Your objective
Where the records below show the word "Total" in a line, please copy that line.

== Source data

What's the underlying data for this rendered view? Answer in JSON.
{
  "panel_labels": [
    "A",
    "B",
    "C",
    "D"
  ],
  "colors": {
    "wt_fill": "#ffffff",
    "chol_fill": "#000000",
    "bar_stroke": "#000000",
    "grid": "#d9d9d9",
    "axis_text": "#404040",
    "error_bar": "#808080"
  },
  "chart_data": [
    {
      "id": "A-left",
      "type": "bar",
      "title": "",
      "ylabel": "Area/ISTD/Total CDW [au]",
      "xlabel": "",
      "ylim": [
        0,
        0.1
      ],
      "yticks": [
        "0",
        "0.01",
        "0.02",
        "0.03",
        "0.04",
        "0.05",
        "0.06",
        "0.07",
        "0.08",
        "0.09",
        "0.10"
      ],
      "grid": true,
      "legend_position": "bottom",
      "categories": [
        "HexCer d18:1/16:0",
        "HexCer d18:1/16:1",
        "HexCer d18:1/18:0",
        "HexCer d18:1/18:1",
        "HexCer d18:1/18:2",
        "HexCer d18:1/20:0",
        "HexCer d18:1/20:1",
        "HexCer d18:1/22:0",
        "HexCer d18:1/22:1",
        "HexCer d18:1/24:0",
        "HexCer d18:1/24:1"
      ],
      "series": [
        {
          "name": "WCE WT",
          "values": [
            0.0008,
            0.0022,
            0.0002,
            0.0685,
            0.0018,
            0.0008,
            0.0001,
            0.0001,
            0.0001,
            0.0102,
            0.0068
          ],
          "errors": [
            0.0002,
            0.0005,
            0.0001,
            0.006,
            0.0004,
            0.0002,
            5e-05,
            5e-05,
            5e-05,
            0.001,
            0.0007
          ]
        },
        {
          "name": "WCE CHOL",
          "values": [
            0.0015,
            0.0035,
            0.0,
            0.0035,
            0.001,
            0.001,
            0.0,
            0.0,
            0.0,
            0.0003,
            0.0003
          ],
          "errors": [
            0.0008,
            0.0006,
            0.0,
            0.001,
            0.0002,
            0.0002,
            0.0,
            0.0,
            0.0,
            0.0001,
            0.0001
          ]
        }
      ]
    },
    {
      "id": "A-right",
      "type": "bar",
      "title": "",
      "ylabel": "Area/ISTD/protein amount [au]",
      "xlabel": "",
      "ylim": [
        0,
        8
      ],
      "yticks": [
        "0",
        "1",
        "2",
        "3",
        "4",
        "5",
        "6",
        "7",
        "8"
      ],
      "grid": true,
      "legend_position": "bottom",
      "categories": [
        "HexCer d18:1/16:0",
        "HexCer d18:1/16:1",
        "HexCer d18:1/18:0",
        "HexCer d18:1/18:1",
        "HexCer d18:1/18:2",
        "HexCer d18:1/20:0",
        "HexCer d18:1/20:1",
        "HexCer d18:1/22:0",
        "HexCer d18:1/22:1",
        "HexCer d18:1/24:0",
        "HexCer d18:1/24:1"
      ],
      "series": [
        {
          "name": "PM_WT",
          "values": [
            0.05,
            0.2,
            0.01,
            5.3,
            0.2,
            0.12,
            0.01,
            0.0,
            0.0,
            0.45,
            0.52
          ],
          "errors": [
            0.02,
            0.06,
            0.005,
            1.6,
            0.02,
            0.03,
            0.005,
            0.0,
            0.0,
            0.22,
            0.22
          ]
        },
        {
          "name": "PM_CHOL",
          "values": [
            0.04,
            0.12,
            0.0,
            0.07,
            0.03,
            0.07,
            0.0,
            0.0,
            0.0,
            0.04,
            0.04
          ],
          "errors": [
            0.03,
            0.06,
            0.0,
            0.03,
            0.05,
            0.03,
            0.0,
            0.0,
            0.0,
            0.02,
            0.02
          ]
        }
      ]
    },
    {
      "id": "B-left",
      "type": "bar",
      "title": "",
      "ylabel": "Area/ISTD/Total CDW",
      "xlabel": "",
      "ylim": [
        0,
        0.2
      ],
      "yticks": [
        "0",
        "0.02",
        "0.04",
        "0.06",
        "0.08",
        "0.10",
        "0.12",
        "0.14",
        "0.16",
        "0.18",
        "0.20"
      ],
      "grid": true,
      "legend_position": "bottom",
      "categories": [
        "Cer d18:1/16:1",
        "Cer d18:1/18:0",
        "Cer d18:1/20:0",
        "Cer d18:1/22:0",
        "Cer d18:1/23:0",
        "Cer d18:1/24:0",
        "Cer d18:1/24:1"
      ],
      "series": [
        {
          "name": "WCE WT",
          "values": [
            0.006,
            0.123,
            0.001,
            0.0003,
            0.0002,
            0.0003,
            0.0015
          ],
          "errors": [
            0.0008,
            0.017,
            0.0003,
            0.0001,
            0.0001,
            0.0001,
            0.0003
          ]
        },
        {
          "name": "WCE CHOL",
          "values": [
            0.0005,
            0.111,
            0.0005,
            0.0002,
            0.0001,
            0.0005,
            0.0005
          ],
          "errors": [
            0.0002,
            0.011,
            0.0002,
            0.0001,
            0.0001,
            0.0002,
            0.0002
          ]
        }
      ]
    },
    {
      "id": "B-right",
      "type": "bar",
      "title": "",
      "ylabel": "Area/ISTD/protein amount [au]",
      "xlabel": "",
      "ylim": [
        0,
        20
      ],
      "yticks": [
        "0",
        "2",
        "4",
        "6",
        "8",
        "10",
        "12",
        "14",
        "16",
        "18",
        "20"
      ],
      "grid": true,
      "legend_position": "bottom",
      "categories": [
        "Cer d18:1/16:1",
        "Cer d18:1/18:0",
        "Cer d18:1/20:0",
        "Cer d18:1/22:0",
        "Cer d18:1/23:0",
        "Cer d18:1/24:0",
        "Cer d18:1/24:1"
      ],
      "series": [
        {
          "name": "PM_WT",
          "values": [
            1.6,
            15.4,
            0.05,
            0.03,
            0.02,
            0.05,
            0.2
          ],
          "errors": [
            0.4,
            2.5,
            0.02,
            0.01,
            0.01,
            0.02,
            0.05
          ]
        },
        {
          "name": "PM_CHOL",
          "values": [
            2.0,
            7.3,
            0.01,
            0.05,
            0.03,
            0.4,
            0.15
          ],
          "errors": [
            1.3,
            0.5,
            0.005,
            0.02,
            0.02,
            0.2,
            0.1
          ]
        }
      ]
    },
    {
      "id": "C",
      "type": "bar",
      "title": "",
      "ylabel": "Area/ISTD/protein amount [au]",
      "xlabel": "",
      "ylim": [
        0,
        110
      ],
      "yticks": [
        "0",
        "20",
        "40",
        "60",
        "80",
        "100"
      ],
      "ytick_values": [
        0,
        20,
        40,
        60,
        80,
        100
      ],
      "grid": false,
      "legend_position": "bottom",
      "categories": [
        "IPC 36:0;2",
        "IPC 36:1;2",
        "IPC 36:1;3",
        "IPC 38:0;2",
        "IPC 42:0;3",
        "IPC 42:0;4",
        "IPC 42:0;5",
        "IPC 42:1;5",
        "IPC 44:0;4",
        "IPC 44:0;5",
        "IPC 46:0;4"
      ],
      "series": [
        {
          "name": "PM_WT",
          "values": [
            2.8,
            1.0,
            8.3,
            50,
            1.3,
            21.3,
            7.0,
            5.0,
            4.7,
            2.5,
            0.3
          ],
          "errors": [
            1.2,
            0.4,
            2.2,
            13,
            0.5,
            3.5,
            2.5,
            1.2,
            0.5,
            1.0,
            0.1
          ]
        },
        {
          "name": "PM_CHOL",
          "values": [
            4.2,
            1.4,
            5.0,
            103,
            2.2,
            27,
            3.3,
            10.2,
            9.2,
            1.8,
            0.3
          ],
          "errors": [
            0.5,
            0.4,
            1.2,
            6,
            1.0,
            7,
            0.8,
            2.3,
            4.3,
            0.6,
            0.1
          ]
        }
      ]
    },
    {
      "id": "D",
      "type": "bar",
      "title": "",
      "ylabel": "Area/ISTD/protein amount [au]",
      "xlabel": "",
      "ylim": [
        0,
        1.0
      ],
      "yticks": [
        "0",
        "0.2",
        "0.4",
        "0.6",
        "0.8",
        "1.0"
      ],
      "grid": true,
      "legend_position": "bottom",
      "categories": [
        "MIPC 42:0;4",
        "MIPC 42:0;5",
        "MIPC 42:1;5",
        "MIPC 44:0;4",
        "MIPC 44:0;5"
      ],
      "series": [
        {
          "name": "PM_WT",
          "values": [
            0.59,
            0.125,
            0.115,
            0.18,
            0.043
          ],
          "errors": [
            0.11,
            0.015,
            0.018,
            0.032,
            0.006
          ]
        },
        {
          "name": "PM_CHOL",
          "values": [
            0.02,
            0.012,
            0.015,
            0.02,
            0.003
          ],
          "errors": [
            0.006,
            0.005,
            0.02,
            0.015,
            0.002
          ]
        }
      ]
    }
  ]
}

====

Output for this task
      "ylabel": "Area/ISTD/Total CDW [au]",
      "ylabel": "Area/ISTD/Total CDW",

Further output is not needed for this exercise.